Figure contents as structured data ->
* * * *

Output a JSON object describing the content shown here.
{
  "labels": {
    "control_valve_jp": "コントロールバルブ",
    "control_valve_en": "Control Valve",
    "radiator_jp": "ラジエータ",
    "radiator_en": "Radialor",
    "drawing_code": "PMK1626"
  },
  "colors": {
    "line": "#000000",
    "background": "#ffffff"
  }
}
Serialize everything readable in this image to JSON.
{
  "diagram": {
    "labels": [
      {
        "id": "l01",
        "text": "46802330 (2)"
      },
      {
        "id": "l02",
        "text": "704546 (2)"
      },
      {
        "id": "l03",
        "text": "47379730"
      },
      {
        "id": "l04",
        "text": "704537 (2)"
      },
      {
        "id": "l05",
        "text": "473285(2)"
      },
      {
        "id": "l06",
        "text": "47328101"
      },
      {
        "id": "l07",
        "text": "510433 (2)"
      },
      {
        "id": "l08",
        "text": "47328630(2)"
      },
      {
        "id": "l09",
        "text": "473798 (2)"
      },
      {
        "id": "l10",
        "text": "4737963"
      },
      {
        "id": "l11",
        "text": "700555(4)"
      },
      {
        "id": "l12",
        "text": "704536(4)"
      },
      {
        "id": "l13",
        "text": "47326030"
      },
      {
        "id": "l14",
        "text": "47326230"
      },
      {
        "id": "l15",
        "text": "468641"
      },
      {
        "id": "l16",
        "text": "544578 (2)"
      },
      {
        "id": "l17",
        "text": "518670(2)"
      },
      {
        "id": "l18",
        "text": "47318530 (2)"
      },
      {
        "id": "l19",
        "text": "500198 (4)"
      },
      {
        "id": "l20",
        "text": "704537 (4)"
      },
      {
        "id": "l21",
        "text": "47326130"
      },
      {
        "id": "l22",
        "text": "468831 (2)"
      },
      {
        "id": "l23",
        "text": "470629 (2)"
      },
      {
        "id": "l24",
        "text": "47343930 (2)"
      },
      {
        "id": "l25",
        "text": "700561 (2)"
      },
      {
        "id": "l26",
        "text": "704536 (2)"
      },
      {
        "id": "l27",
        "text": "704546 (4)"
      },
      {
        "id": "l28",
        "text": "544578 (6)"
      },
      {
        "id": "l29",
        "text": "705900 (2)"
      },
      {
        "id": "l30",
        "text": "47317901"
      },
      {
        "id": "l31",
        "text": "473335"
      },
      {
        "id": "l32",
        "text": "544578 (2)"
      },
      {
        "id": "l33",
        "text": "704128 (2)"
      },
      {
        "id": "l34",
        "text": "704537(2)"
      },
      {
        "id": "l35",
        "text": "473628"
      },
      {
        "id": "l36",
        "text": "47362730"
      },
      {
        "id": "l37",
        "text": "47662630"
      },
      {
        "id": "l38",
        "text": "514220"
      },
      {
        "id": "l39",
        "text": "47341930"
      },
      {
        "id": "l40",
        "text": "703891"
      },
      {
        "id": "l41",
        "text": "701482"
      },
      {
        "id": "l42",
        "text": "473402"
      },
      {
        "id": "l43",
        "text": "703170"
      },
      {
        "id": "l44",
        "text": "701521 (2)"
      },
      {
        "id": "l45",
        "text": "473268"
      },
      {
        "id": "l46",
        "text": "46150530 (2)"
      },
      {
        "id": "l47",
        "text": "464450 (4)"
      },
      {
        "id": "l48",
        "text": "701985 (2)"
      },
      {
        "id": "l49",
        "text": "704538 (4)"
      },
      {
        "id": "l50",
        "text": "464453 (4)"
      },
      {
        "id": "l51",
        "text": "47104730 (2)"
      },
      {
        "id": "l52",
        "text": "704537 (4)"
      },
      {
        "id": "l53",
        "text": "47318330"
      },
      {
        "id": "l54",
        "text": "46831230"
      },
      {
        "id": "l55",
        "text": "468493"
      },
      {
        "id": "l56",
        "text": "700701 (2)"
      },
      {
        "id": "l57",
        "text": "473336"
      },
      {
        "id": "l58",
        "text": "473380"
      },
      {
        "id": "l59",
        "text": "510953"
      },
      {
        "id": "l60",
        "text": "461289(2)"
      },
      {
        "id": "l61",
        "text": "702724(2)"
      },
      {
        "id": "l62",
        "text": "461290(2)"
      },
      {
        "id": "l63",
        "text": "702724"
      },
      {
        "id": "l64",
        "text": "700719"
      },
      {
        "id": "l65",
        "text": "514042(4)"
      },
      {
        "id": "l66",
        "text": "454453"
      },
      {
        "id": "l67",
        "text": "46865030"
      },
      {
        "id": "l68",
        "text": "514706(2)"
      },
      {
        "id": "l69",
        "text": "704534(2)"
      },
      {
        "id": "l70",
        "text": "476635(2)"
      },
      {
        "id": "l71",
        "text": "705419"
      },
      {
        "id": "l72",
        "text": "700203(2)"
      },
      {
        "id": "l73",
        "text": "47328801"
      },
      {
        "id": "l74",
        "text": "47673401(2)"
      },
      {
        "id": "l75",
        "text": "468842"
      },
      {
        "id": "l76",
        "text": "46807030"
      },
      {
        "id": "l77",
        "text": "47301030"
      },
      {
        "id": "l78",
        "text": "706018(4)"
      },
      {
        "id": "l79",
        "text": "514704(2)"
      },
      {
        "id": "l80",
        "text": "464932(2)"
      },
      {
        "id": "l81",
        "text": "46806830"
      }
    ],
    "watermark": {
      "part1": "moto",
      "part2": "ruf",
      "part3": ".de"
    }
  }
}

* * * *

DIRECTIVE ->
List each line holding the string "JSON".

REPLY TO THE TASK ->
Output a JSON object describing the content shown here.
Serialize everything readable in this image to JSON.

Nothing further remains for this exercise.